DO THIS: From the entries below, please gather each line containing the string "image".
──────────
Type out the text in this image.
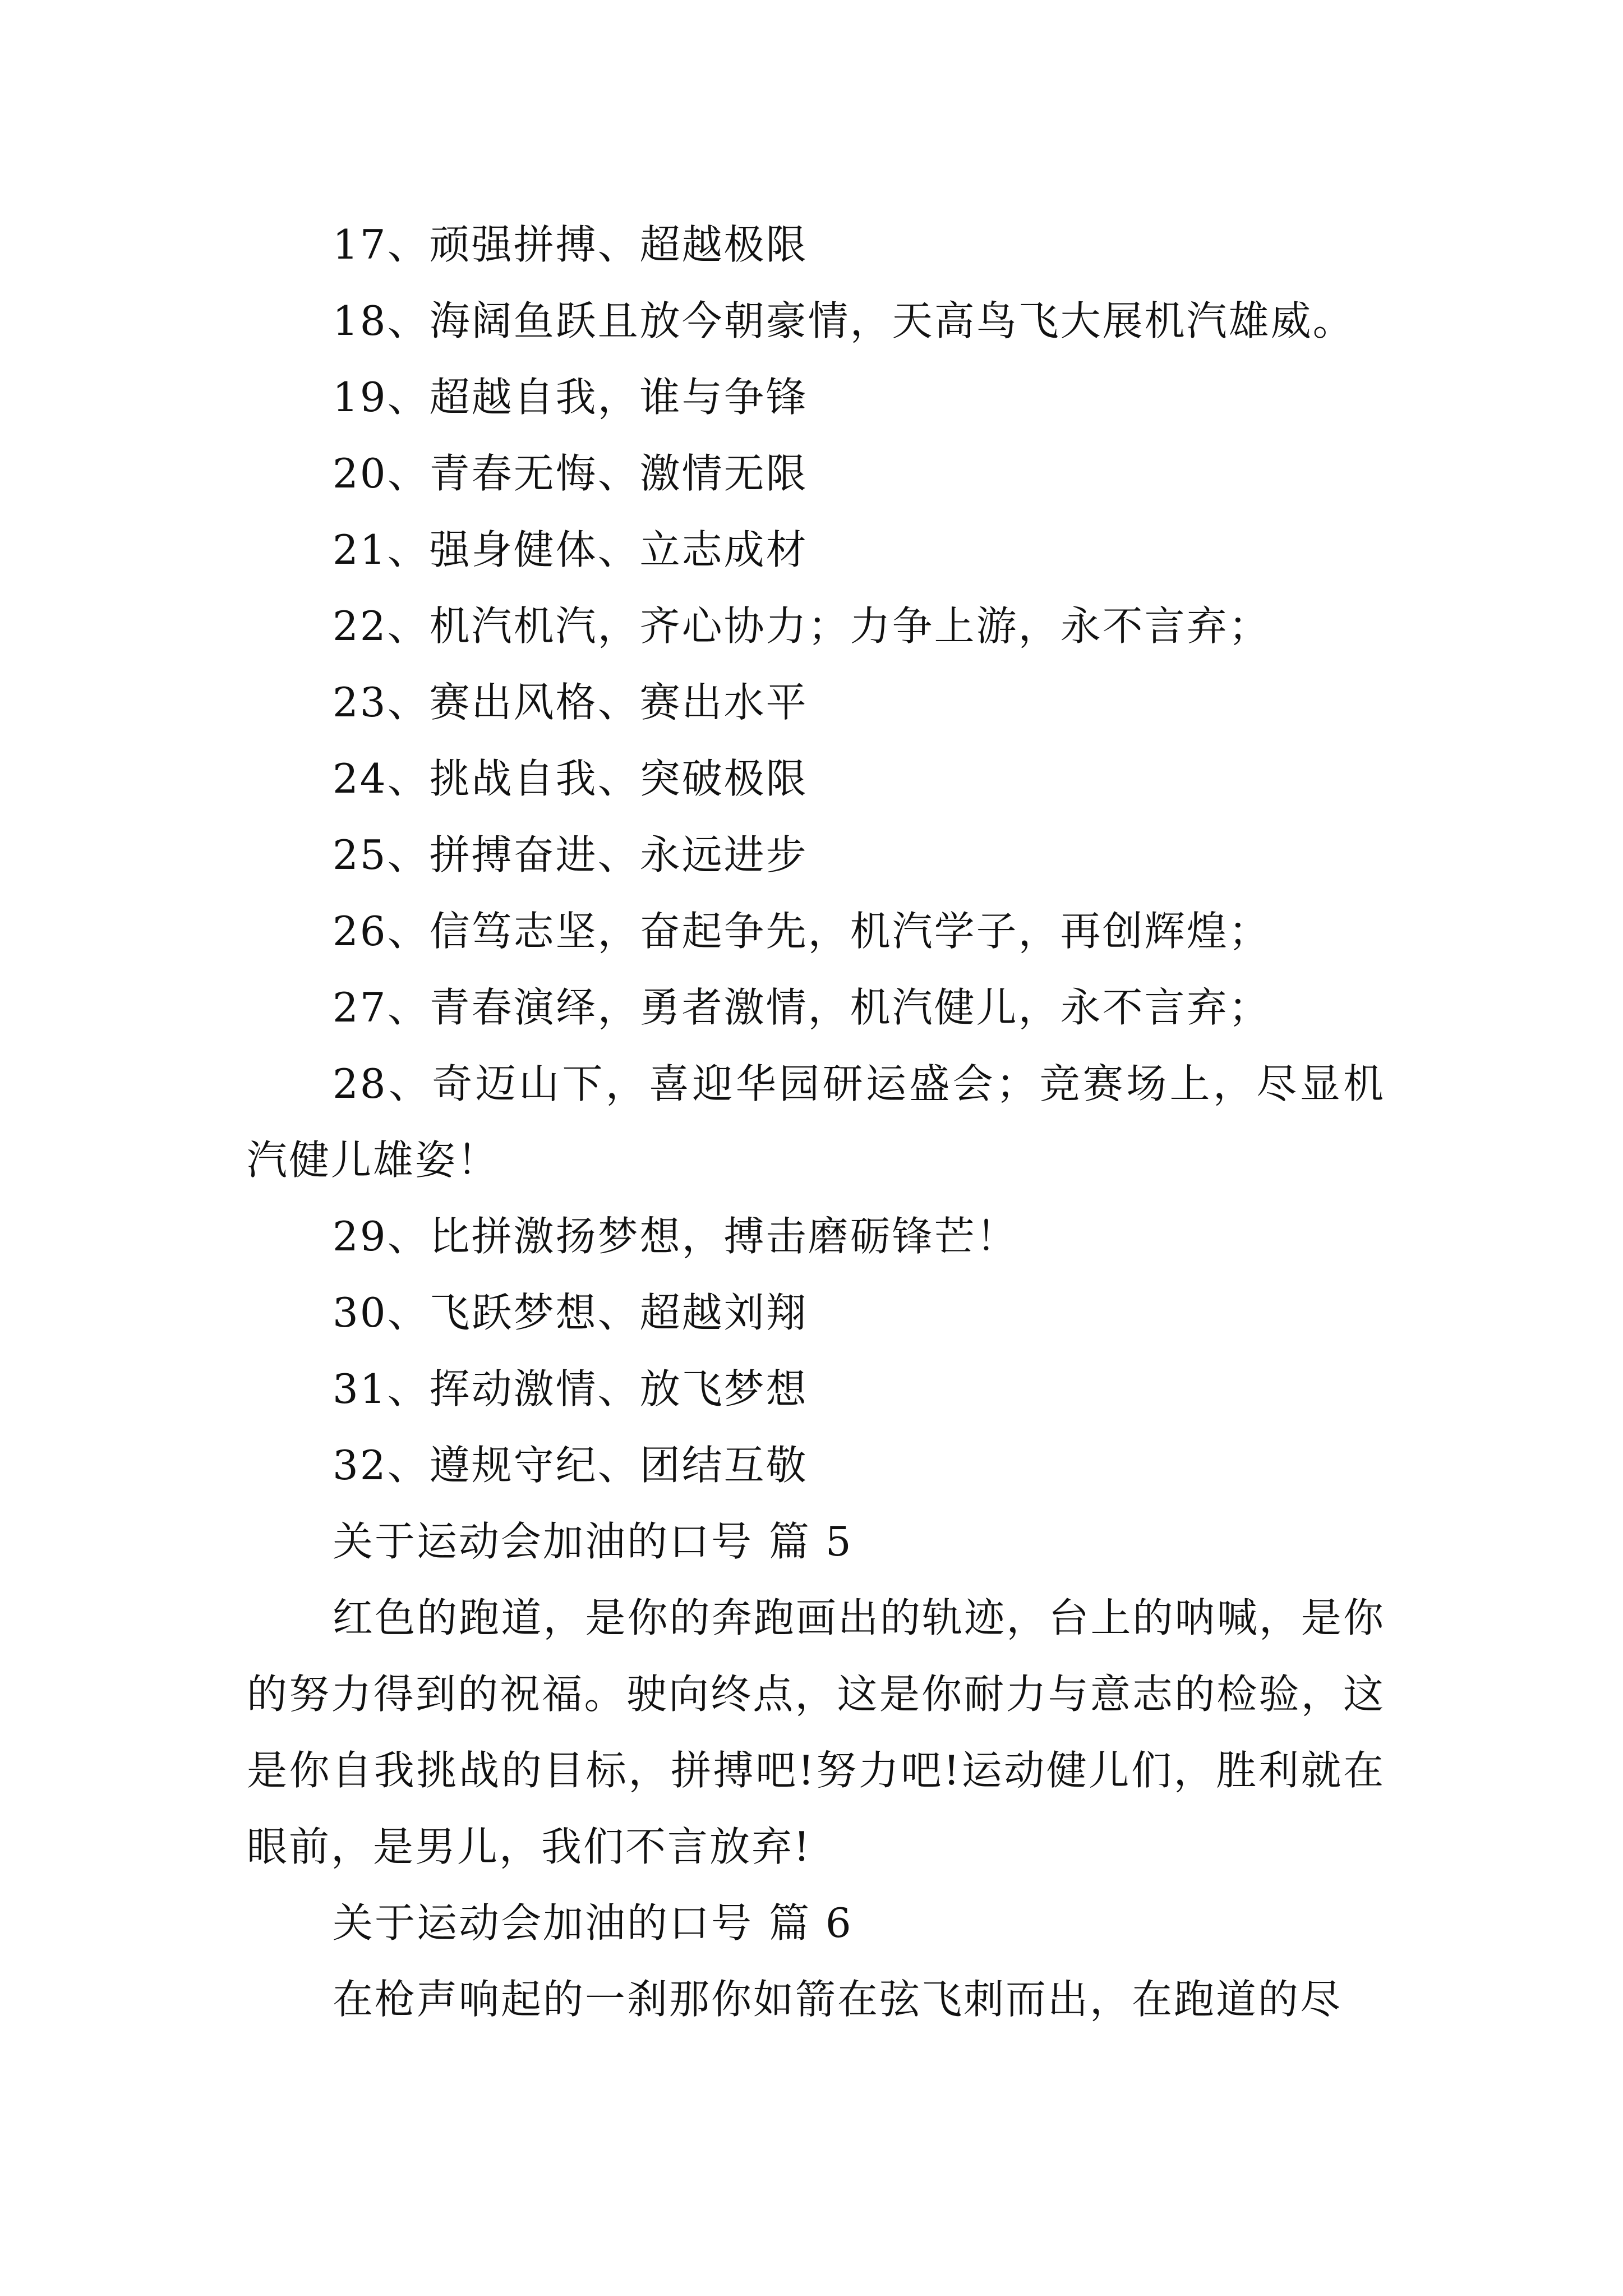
17、顽强拼搏、超越极限

18、海阔鱼跃且放今朝豪情，天高鸟飞大展机汽雄威。

19、超越自我，谁与争锋

20、青春无悔、激情无限

21、强身健体、立志成材

22、机汽机汽，齐心协力；力争上游，永不言弃；

23、赛出风格、赛出水平

24、挑战自我、突破极限

25、拼搏奋进、永远进步

26、信笃志坚，奋起争先，机汽学子，再创辉煌；

27、青春演绎，勇者激情，机汽健儿，永不言弃；

28、奇迈山下，喜迎华园研运盛会；竞赛场上，尽显机汽健儿雄姿！

29、比拼激扬梦想，搏击磨砺锋芒！

30、飞跃梦想、超越刘翔

31、挥动激情、放飞梦想

32、遵规守纪、团结互敬

关于运动会加油的口号 篇 5

红色的跑道，是你的奔跑画出的轨迹，台上的呐喊，是你的努力得到的祝福。驶向终点，这是你耐力与意志的检验，这是你自我挑战的目标，拼搏吧!努力吧!运动健儿们，胜利就在眼前，是男儿，我们不言放弃!

关于运动会加油的口号 篇 6

在枪声响起的一刹那你如箭在弦飞刺而出，在跑道的尽
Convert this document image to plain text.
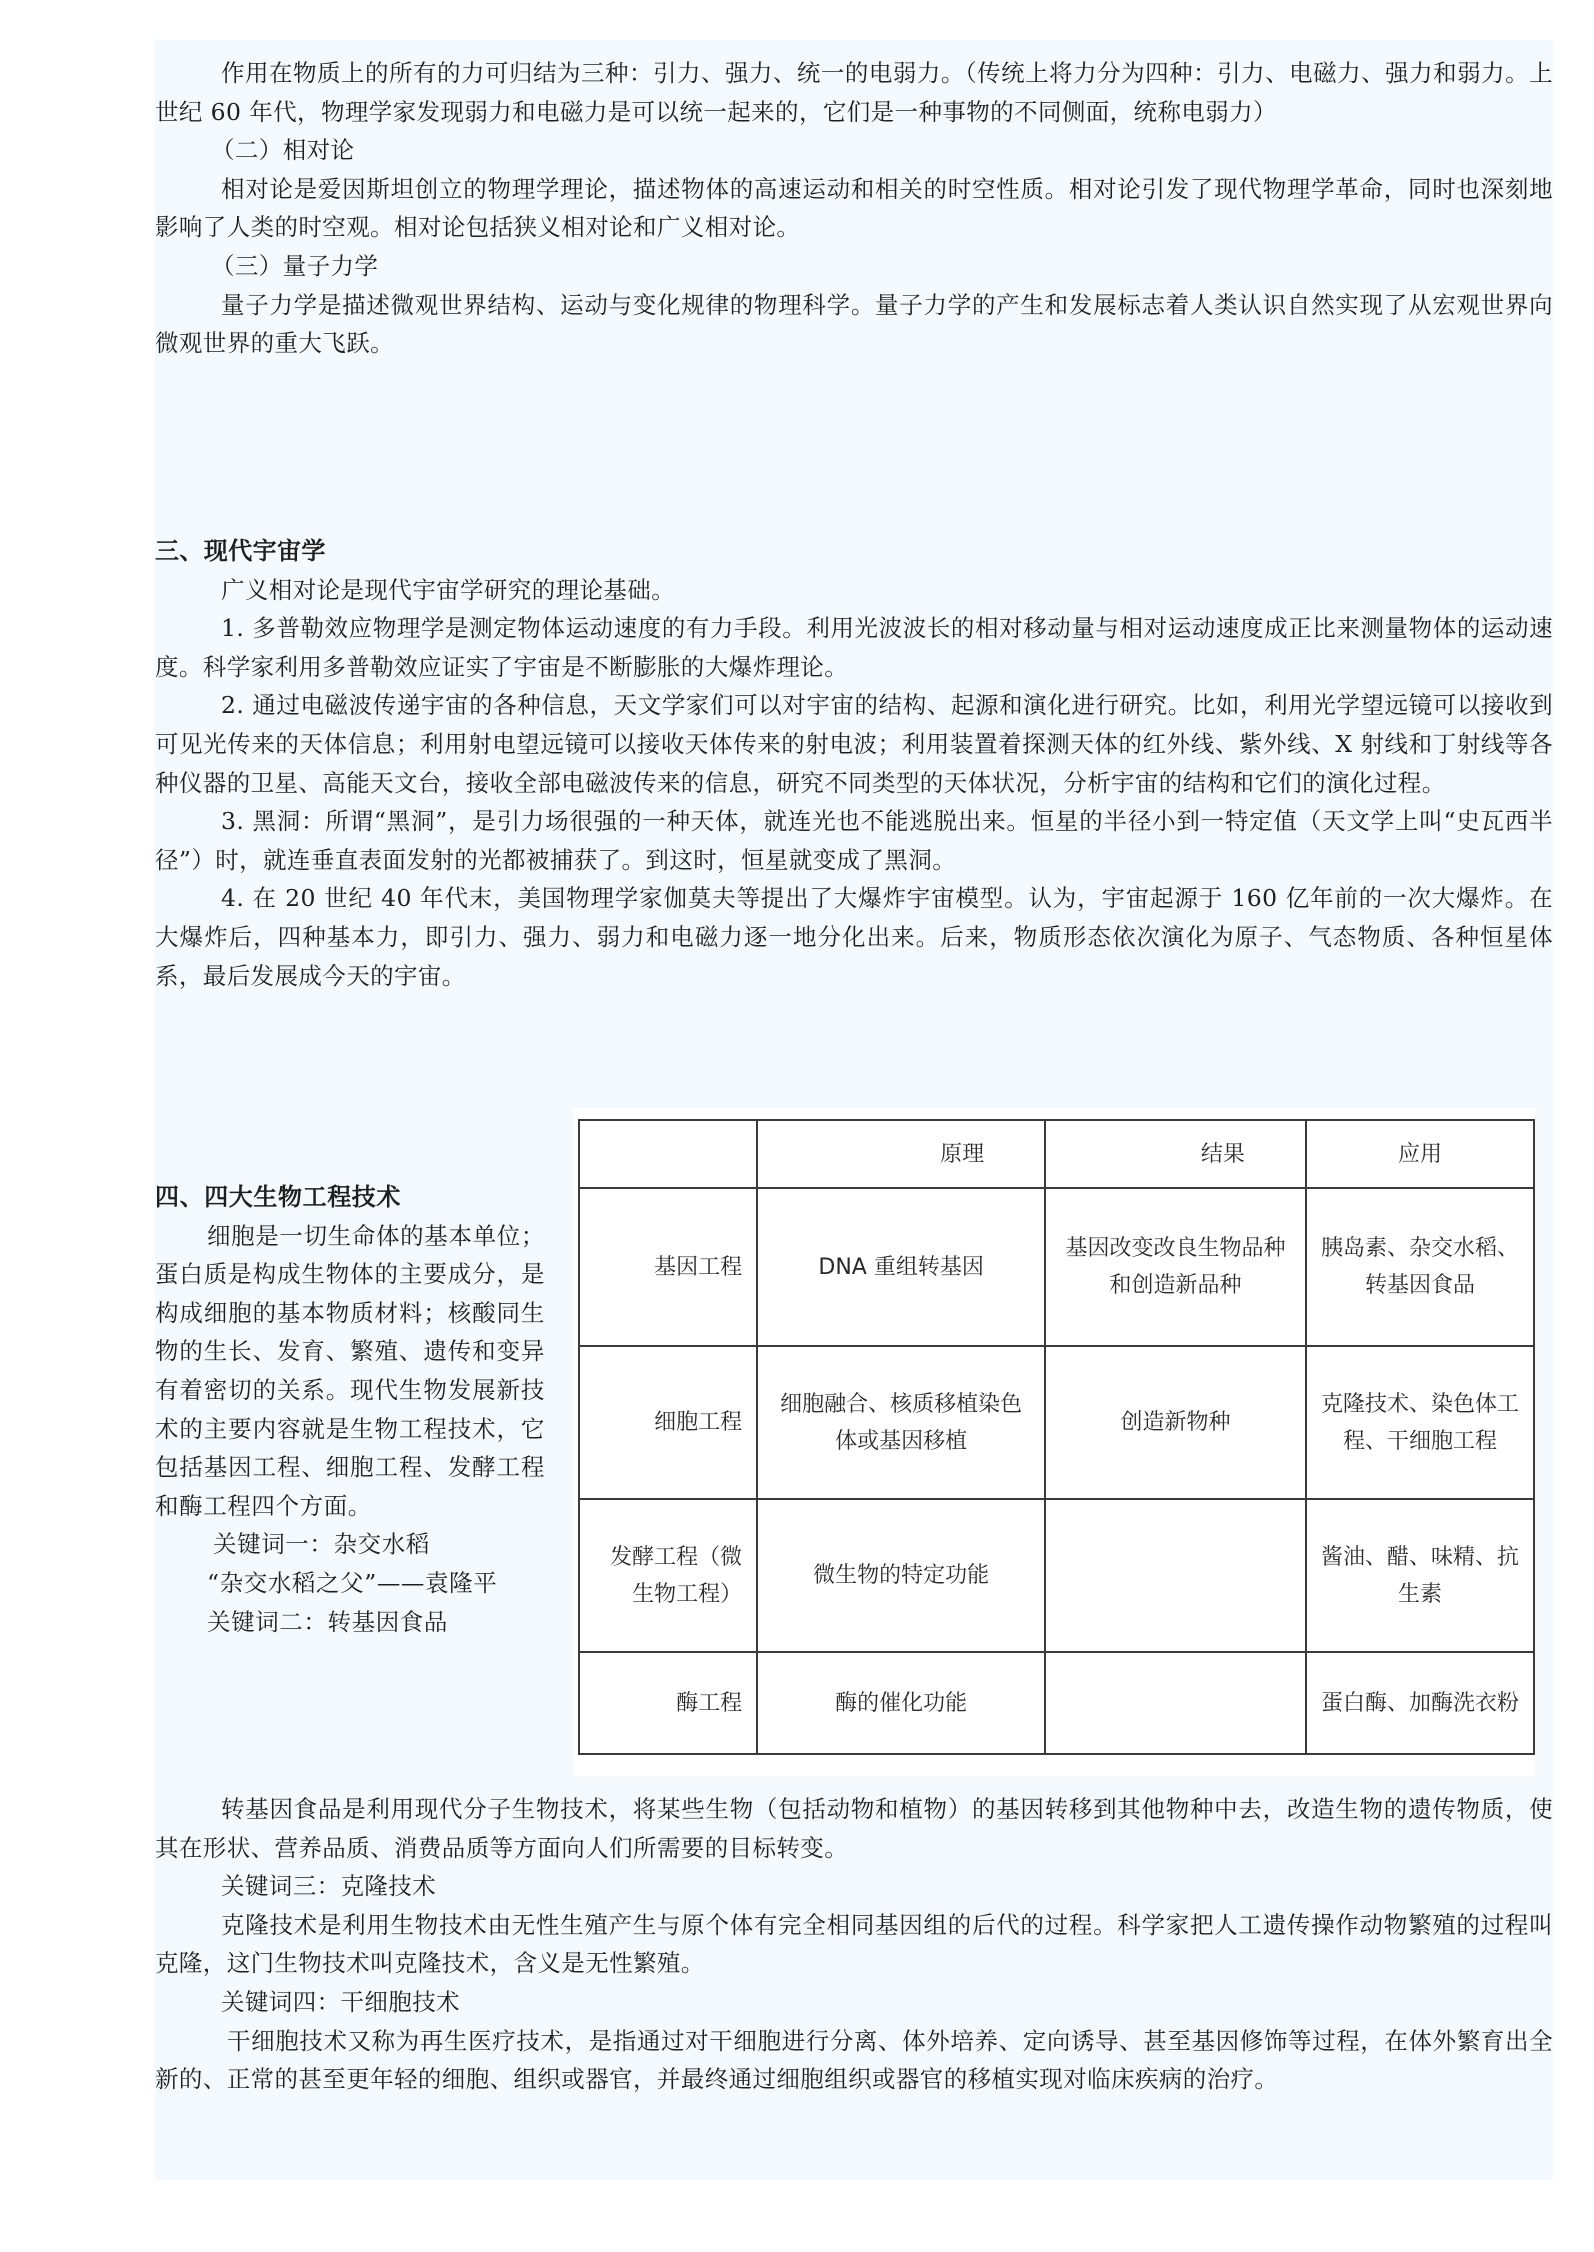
作用在物质上的所有的力可归结为三种：引力、强力、统一的电弱力。（传统上将力分为四种：引力、电磁力、强力和弱力。上世纪 60 年代，物理学家发现弱力和电磁力是可以统一起来的，它们是一种事物的不同侧面，统称电弱力）

（二）相对论

相对论是爱因斯坦创立的物理学理论，描述物体的高速运动和相关的时空性质。相对论引发了现代物理学革命，同时也深刻地影响了人类的时空观。相对论包括狭义相对论和广义相对论。

（三）量子力学

量子力学是描述微观世界结构、运动与变化规律的物理科学。量子力学的产生和发展标志着人类认识自然实现了从宏观世界向微观世界的重大飞跃。

三、现代宇宙学

广义相对论是现代宇宙学研究的理论基础。

1. 多普勒效应物理学是测定物体运动速度的有力手段。利用光波波长的相对移动量与相对运动速度成正比来测量物体的运动速度。科学家利用多普勒效应证实了宇宙是不断膨胀的大爆炸理论。

2. 通过电磁波传递宇宙的各种信息，天文学家们可以对宇宙的结构、起源和演化进行研究。比如，利用光学望远镜可以接收到可见光传来的天体信息；利用射电望远镜可以接收天体传来的射电波；利用装置着探测天体的红外线、紫外线、X 射线和丁射线等各种仪器的卫星、高能天文台，接收全部电磁波传来的信息，研究不同类型的天体状况，分析宇宙的结构和它们的演化过程。

3. 黑洞：所谓“黑洞”，是引力场很强的一种天体，就连光也不能逃脱出来。恒星的半径小到一特定值（天文学上叫“史瓦西半径”）时，就连垂直表面发射的光都被捕获了。到这时，恒星就变成了黑洞。

4. 在 20 世纪 40 年代末，美国物理学家伽莫夫等提出了大爆炸宇宙模型。认为，宇宙起源于 160 亿年前的一次大爆炸。在大爆炸后，四种基本力，即引力、强力、弱力和电磁力逐一地分化出来。后来，物质形态依次演化为原子、气态物质、各种恒星体系，最后发展成今天的宇宙。

四、四大生物工程技术

细胞是一切生命体的基本单位；蛋白质是构成生物体的主要成分，是构成细胞的基本物质材料；核酸同生物的生长、发育、繁殖、遗传和变异有着密切的关系。现代生物发展新技术的主要内容就是生物工程技术，它包括基因工程、细胞工程、发酵工程和酶工程四个方面。

关键词一：杂交水稻

“杂交水稻之父”——袁隆平

关键词二：转基因食品

	原理	结果	应用
基因工程	DNA 重组转基因	基因改变改良生物品种和创造新品种	胰岛素、杂交水稻、转基因食品
细胞工程	细胞融合、核质移植染色体或基因移植	创造新物种	克隆技术、染色体工程、干细胞工程
发酵工程（微生物工程）	微生物的特定功能		酱油、醋、味精、抗生素
酶工程	酶的催化功能		蛋白酶、加酶洗衣粉

转基因食品是利用现代分子生物技术，将某些生物（包括动物和植物）的基因转移到其他物种中去，改造生物的遗传物质，使其在形状、营养品质、消费品质等方面向人们所需要的目标转变。

关键词三：克隆技术

克隆技术是利用生物技术由无性生殖产生与原个体有完全相同基因组的后代的过程。科学家把人工遗传操作动物繁殖的过程叫克隆，这门生物技术叫克隆技术，含义是无性繁殖。

关键词四：干细胞技术

干细胞技术又称为再生医疗技术，是指通过对干细胞进行分离、体外培养、定向诱导、甚至基因修饰等过程，在体外繁育出全新的、正常的甚至更年轻的细胞、组织或器官，并最终通过细胞组织或器官的移植实现对临床疾病的治疗。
──────────
CORRECT RESPONSE:
Type out the text in this image.
Convert this document image to plain text.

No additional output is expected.